Data entries:
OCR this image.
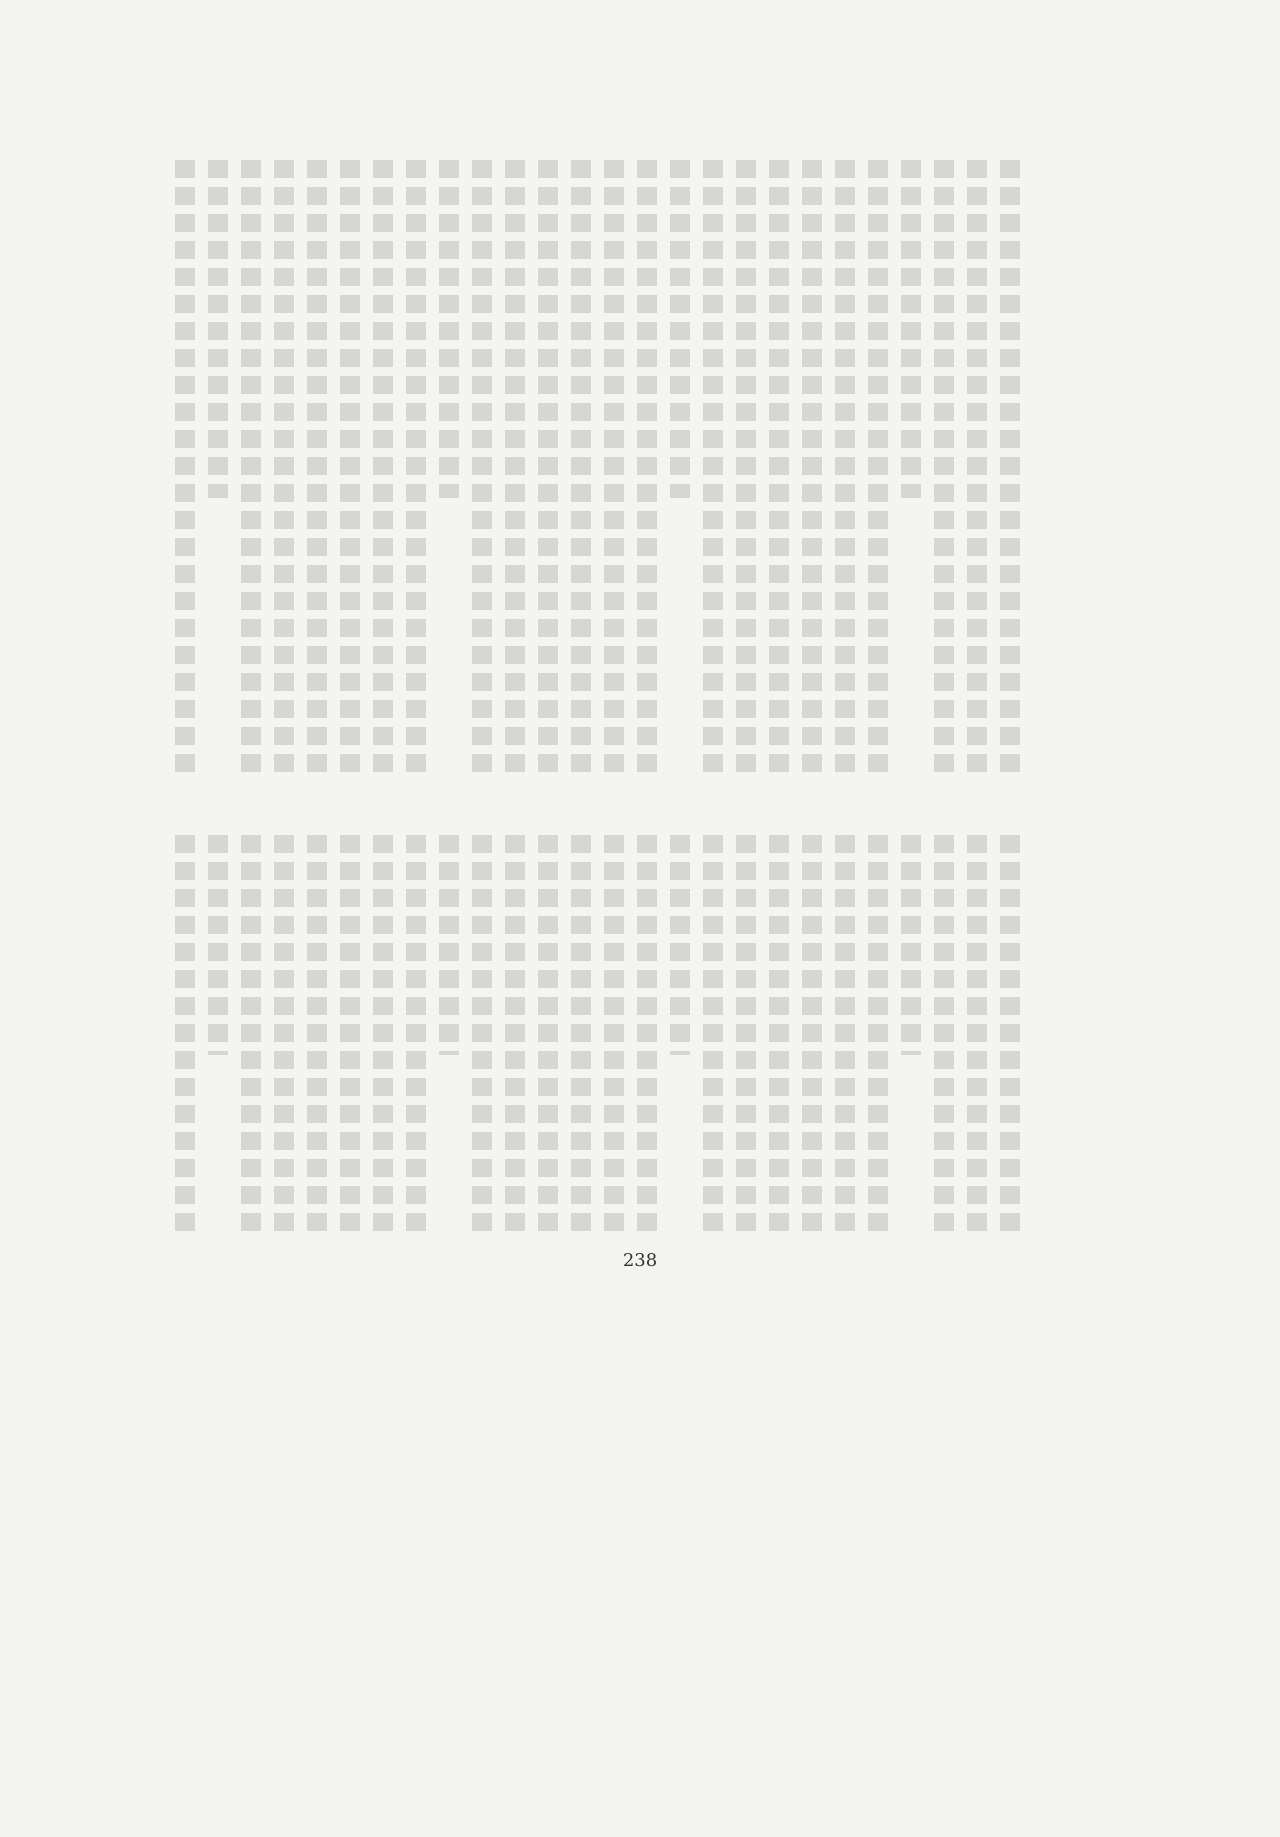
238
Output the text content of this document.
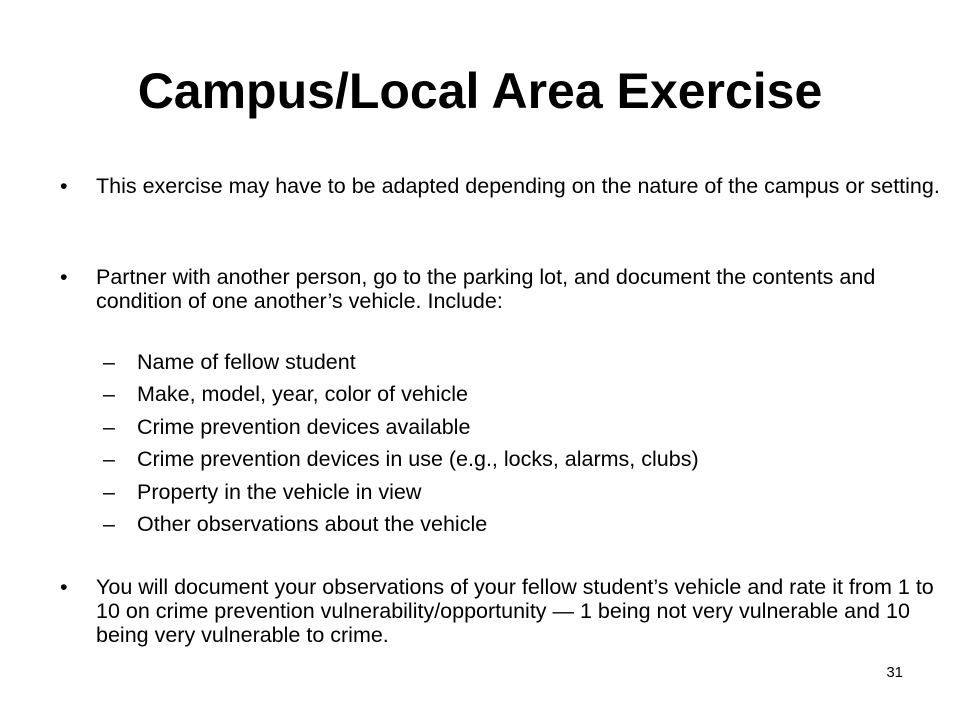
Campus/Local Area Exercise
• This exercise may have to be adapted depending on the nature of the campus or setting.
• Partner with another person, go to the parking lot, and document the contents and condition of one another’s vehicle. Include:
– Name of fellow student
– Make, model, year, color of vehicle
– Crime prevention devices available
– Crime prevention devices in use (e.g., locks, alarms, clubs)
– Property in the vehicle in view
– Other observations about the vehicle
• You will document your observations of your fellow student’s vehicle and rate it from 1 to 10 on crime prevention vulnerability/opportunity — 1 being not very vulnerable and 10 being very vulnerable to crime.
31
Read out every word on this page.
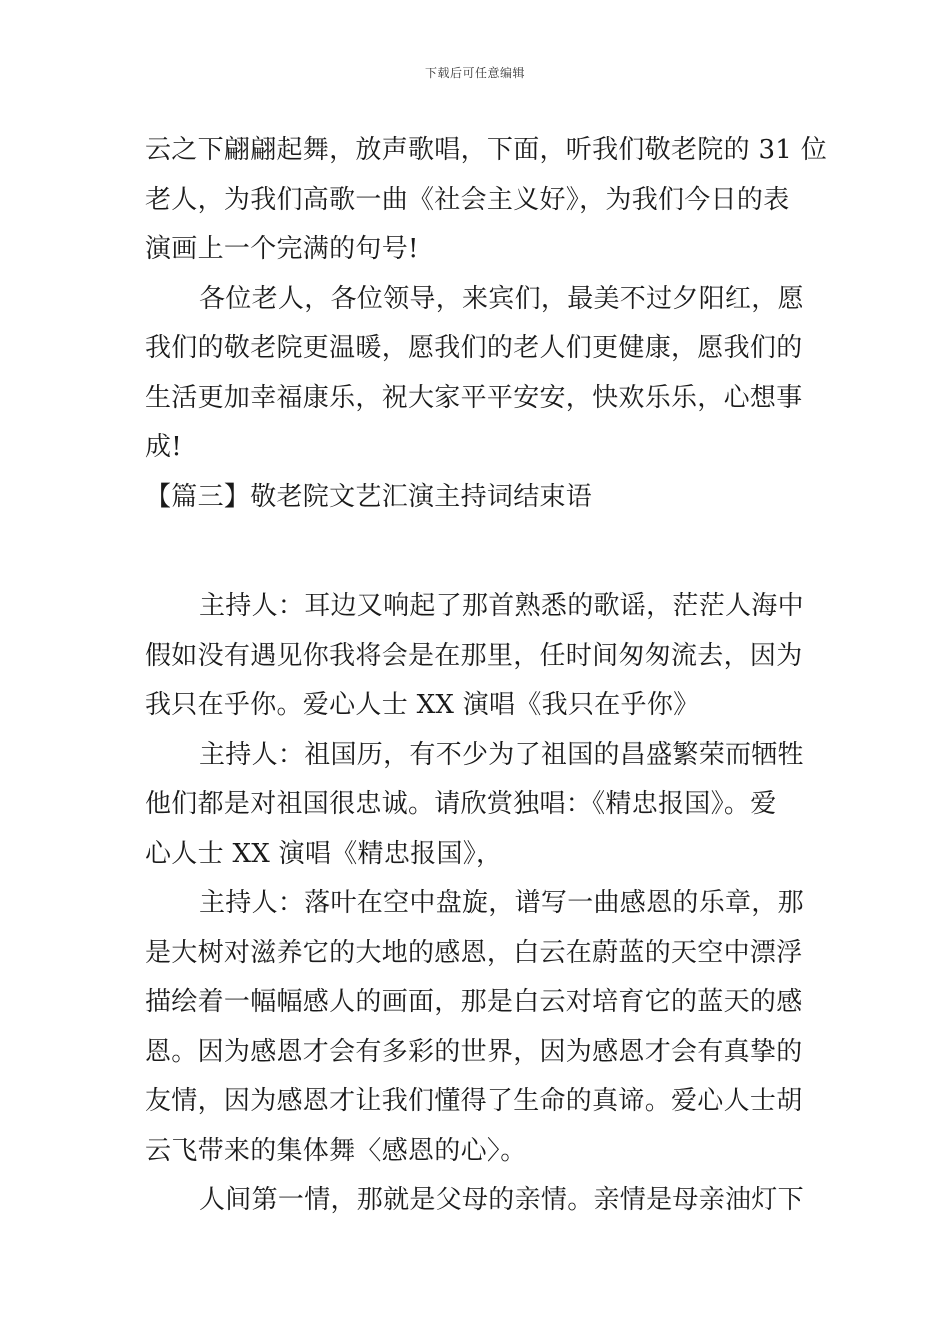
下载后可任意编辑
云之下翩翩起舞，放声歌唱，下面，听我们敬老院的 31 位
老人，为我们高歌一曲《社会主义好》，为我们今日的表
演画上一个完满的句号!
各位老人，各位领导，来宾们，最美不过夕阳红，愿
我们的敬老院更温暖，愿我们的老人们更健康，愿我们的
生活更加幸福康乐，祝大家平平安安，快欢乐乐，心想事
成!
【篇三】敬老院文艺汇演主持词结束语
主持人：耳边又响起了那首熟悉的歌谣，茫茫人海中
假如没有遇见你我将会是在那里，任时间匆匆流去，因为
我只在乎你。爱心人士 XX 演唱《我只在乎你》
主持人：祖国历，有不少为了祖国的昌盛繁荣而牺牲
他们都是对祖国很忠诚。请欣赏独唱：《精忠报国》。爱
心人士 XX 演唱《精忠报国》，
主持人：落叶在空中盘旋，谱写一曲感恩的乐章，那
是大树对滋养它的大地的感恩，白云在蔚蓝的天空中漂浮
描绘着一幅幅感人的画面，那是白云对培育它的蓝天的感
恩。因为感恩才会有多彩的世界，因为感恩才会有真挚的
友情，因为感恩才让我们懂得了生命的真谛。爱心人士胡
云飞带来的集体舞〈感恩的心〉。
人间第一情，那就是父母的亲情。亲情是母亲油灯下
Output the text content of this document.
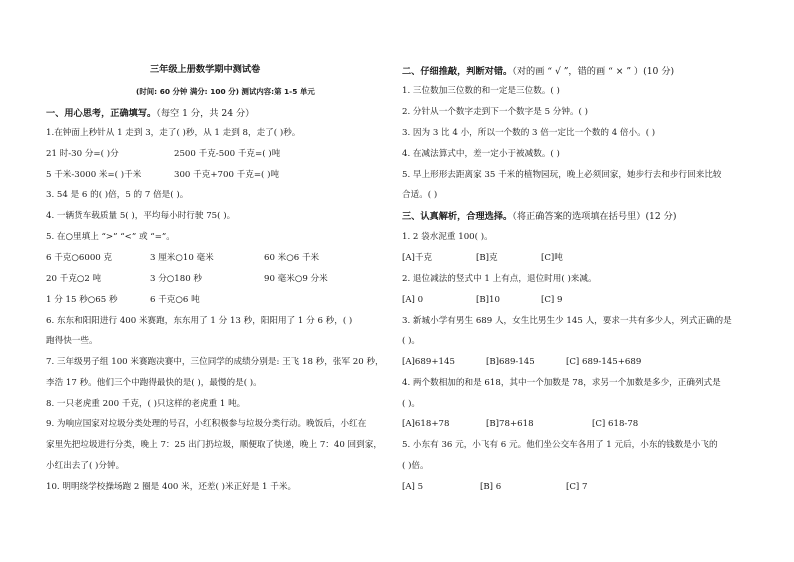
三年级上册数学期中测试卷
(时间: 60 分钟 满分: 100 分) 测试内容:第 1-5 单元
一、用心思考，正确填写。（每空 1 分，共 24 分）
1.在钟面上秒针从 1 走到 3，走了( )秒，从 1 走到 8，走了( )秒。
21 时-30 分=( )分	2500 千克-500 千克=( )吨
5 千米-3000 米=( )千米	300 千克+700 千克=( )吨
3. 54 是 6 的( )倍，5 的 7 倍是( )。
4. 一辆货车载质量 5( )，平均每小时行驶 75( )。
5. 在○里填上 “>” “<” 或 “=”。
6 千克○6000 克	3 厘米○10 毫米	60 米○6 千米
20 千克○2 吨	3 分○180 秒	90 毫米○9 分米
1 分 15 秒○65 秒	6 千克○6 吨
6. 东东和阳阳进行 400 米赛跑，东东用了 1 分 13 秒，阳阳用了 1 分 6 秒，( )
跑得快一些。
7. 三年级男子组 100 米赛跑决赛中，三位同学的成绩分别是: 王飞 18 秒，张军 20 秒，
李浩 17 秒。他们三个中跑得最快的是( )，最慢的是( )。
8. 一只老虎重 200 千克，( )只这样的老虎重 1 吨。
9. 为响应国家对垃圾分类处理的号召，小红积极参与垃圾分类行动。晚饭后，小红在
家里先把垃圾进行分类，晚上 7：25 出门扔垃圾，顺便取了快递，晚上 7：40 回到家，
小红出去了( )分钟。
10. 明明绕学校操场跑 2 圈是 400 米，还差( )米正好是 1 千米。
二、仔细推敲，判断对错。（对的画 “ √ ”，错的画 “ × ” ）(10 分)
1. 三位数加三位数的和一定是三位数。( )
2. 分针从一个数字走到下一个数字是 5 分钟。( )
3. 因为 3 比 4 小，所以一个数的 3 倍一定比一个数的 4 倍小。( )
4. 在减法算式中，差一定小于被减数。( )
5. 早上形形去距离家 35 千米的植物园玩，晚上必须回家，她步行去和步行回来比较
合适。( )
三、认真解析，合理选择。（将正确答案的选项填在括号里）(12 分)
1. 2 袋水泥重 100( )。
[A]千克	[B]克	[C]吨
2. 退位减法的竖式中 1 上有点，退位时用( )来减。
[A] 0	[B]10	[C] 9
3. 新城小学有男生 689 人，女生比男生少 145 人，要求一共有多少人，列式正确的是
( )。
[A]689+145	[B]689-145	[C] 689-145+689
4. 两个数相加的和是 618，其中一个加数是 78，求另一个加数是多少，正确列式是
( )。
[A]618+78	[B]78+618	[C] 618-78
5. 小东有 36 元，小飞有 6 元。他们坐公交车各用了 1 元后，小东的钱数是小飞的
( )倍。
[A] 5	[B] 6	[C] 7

Your task
Restate the data above word for word. Do not include the images.

Task response
OCR this image.
238
Output the text content of this document.
Campus/Local Area Exercise
• This exercise may have to be adapted depending on the nature of the campus or setting.
• Partner with another person, go to the parking lot, and document the contents and condition of one another’s vehicle. Include:
– Name of fellow student
– Make, model, year, color of vehicle
– Crime prevention devices available
– Crime prevention devices in use (e.g., locks, alarms, clubs)
– Property in the vehicle in view
– Other observations about the vehicle
• You will document your observations of your fellow student’s vehicle and rate it from 1 to 10 on crime prevention vulnerability/opportunity — 1 being not very vulnerable and 10 being very vulnerable to crime.
31
Read out every word on this page.
下载后可任意编辑
云之下翩翩起舞，放声歌唱，下面，听我们敬老院的 31 位
老人，为我们高歌一曲《社会主义好》，为我们今日的表
演画上一个完满的句号!
各位老人，各位领导，来宾们，最美不过夕阳红，愿
我们的敬老院更温暖，愿我们的老人们更健康，愿我们的
生活更加幸福康乐，祝大家平平安安，快欢乐乐，心想事
成!
【篇三】敬老院文艺汇演主持词结束语
主持人：耳边又响起了那首熟悉的歌谣，茫茫人海中
假如没有遇见你我将会是在那里，任时间匆匆流去，因为
我只在乎你。爱心人士 XX 演唱《我只在乎你》
主持人：祖国历，有不少为了祖国的昌盛繁荣而牺牲
他们都是对祖国很忠诚。请欣赏独唱：《精忠报国》。爱
心人士 XX 演唱《精忠报国》，
主持人：落叶在空中盘旋，谱写一曲感恩的乐章，那
是大树对滋养它的大地的感恩，白云在蔚蓝的天空中漂浮
描绘着一幅幅感人的画面，那是白云对培育它的蓝天的感
恩。因为感恩才会有多彩的世界，因为感恩才会有真挚的
友情，因为感恩才让我们懂得了生命的真谛。爱心人士胡
云飞带来的集体舞〈感恩的心〉。
人间第一情，那就是父母的亲情。亲情是母亲油灯下
Output the text content of this document.
三年级上册数学期中测试卷
(时间: 60 分钟 满分: 100 分) 测试内容:第 1-5 单元
一、用心思考，正确填写。（每空 1 分，共 24 分）
1.在钟面上秒针从 1 走到 3，走了( )秒，从 1 走到 8，走了( )秒。
21 时-30 分=( )分	2500 千克-500 千克=( )吨
5 千米-3000 米=( )千米	300 千克+700 千克=( )吨
3. 54 是 6 的( )倍，5 的 7 倍是( )。
4. 一辆货车载质量 5( )，平均每小时行驶 75( )。
5. 在○里填上 “>” “<” 或 “=”。
6 千克○6000 克	3 厘米○10 毫米	60 米○6 千米
20 千克○2 吨	3 分○180 秒	90 毫米○9 分米
1 分 15 秒○65 秒	6 千克○6 吨
6. 东东和阳阳进行 400 米赛跑，东东用了 1 分 13 秒，阳阳用了 1 分 6 秒，( )
跑得快一些。
7. 三年级男子组 100 米赛跑决赛中，三位同学的成绩分别是: 王飞 18 秒，张军 20 秒，
李浩 17 秒。他们三个中跑得最快的是( )，最慢的是( )。
8. 一只老虎重 200 千克，( )只这样的老虎重 1 吨。
9. 为响应国家对垃圾分类处理的号召，小红积极参与垃圾分类行动。晚饭后，小红在
家里先把垃圾进行分类，晚上 7：25 出门扔垃圾，顺便取了快递，晚上 7：40 回到家，
小红出去了( )分钟。
10. 明明绕学校操场跑 2 圈是 400 米，还差( )米正好是 1 千米。
二、仔细推敲，判断对错。（对的画 “ √ ”，错的画 “ × ” ）(10 分)
1. 三位数加三位数的和一定是三位数。( )
2. 分针从一个数字走到下一个数字是 5 分钟。( )
3. 因为 3 比 4 小，所以一个数的 3 倍一定比一个数的 4 倍小。( )
4. 在减法算式中，差一定小于被减数。( )
5. 早上形形去距离家 35 千米的植物园玩，晚上必须回家，她步行去和步行回来比较
合适。( )
三、认真解析，合理选择。（将正确答案的选项填在括号里）(12 分)
1. 2 袋水泥重 100( )。
[A]千克	[B]克	[C]吨
2. 退位减法的竖式中 1 上有点，退位时用( )来减。
[A] 0	[B]10	[C] 9
3. 新城小学有男生 689 人，女生比男生少 145 人，要求一共有多少人，列式正确的是
( )。
[A]689+145	[B]689-145	[C] 689-145+689
4. 两个数相加的和是 618，其中一个加数是 78，求另一个加数是多少，正确列式是
( )。
[A]618+78	[B]78+618	[C] 618-78
5. 小东有 36 元，小飞有 6 元。他们坐公交车各用了 1 元后，小东的钱数是小飞的
( )倍。
[A] 5	[B] 6	[C] 7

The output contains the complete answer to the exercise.